--- Start ---

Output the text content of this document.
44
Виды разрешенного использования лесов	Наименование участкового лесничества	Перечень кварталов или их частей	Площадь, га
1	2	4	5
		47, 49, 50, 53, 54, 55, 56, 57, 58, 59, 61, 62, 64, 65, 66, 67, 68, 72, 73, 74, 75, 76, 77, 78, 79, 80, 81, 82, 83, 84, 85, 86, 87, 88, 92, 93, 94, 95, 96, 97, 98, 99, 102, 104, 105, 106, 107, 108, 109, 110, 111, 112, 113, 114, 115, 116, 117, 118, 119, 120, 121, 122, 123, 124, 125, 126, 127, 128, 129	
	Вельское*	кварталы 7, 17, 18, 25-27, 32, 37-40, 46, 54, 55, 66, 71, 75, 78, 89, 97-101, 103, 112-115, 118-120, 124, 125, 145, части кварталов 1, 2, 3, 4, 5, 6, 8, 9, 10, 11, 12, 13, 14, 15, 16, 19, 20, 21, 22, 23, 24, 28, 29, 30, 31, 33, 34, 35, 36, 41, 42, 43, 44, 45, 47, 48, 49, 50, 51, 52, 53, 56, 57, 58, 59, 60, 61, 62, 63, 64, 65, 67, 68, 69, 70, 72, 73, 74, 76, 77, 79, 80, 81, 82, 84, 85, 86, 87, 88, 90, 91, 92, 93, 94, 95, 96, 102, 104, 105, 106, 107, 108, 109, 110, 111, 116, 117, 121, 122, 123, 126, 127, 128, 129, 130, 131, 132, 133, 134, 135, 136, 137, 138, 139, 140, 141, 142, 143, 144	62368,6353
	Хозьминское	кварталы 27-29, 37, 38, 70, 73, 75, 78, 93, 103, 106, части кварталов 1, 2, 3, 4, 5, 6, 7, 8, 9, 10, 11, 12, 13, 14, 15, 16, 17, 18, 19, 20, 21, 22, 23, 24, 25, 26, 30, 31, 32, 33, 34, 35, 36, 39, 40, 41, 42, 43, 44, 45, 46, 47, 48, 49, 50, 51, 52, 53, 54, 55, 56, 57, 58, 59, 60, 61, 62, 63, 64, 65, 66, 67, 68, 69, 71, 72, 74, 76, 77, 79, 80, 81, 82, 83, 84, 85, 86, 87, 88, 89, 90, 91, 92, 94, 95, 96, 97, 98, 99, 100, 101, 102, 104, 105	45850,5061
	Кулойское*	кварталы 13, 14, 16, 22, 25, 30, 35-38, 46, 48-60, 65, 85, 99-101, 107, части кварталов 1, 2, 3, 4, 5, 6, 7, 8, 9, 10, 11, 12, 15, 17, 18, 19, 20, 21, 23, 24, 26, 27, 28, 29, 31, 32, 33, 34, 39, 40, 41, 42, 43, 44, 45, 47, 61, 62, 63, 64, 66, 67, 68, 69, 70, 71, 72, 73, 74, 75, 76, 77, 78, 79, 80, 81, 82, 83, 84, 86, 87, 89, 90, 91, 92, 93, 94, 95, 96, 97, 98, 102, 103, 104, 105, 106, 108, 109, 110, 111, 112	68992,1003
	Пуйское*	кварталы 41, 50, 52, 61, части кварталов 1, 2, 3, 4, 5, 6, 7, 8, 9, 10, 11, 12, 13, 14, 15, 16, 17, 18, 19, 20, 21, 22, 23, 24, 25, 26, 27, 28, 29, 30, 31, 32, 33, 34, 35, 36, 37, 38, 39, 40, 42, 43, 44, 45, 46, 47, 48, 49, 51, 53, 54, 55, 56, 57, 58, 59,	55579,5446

--- End ---

Transcribe all of the lines in the records precisely.

Expected output:
Output the text content of this document.
44
Виды разрешенного использования лесов	Наименование участкового лесничества	Перечень кварталов или их частей	Площадь, га
1	2	4	5
		47, 49, 50, 53, 54, 55, 56, 57, 58, 59, 61, 62, 64, 65, 66, 67, 68, 72, 73, 74, 75, 76, 77, 78, 79, 80, 81, 82, 83, 84, 85, 86, 87, 88, 92, 93, 94, 95, 96, 97, 98, 99, 102, 104, 105, 106, 107, 108, 109, 110, 111, 112, 113, 114, 115, 116, 117, 118, 119, 120, 121, 122, 123, 124, 125, 126, 127, 128, 129	
	Вельское*	кварталы 7, 17, 18, 25-27, 32, 37-40, 46, 54, 55, 66, 71, 75, 78, 89, 97-101, 103, 112-115, 118-120, 124, 125, 145, части кварталов 1, 2, 3, 4, 5, 6, 8, 9, 10, 11, 12, 13, 14, 15, 16, 19, 20, 21, 22, 23, 24, 28, 29, 30, 31, 33, 34, 35, 36, 41, 42, 43, 44, 45, 47, 48, 49, 50, 51, 52, 53, 56, 57, 58, 59, 60, 61, 62, 63, 64, 65, 67, 68, 69, 70, 72, 73, 74, 76, 77, 79, 80, 81, 82, 84, 85, 86, 87, 88, 90, 91, 92, 93, 94, 95, 96, 102, 104, 105, 106, 107, 108, 109, 110, 111, 116, 117, 121, 122, 123, 126, 127, 128, 129, 130, 131, 132, 133, 134, 135, 136, 137, 138, 139, 140, 141, 142, 143, 144	62368,6353
	Хозьминское	кварталы 27-29, 37, 38, 70, 73, 75, 78, 93, 103, 106, части кварталов 1, 2, 3, 4, 5, 6, 7, 8, 9, 10, 11, 12, 13, 14, 15, 16, 17, 18, 19, 20, 21, 22, 23, 24, 25, 26, 30, 31, 32, 33, 34, 35, 36, 39, 40, 41, 42, 43, 44, 45, 46, 47, 48, 49, 50, 51, 52, 53, 54, 55, 56, 57, 58, 59, 60, 61, 62, 63, 64, 65, 66, 67, 68, 69, 71, 72, 74, 76, 77, 79, 80, 81, 82, 83, 84, 85, 86, 87, 88, 89, 90, 91, 92, 94, 95, 96, 97, 98, 99, 100, 101, 102, 104, 105	45850,5061
	Кулойское*	кварталы 13, 14, 16, 22, 25, 30, 35-38, 46, 48-60, 65, 85, 99-101, 107, части кварталов 1, 2, 3, 4, 5, 6, 7, 8, 9, 10, 11, 12, 15, 17, 18, 19, 20, 21, 23, 24, 26, 27, 28, 29, 31, 32, 33, 34, 39, 40, 41, 42, 43, 44, 45, 47, 61, 62, 63, 64, 66, 67, 68, 69, 70, 71, 72, 73, 74, 75, 76, 77, 78, 79, 80, 81, 82, 83, 84, 86, 87, 89, 90, 91, 92, 93, 94, 95, 96, 97, 98, 102, 103, 104, 105, 106, 108, 109, 110, 111, 112	68992,1003
	Пуйское*	кварталы 41, 50, 52, 61, части кварталов 1, 2, 3, 4, 5, 6, 7, 8, 9, 10, 11, 12, 13, 14, 15, 16, 17, 18, 19, 20, 21, 22, 23, 24, 25, 26, 27, 28, 29, 30, 31, 32, 33, 34, 35, 36, 37, 38, 39, 40, 42, 43, 44, 45, 46, 47, 48, 49, 51, 53, 54, 55, 56, 57, 58, 59,	55579,5446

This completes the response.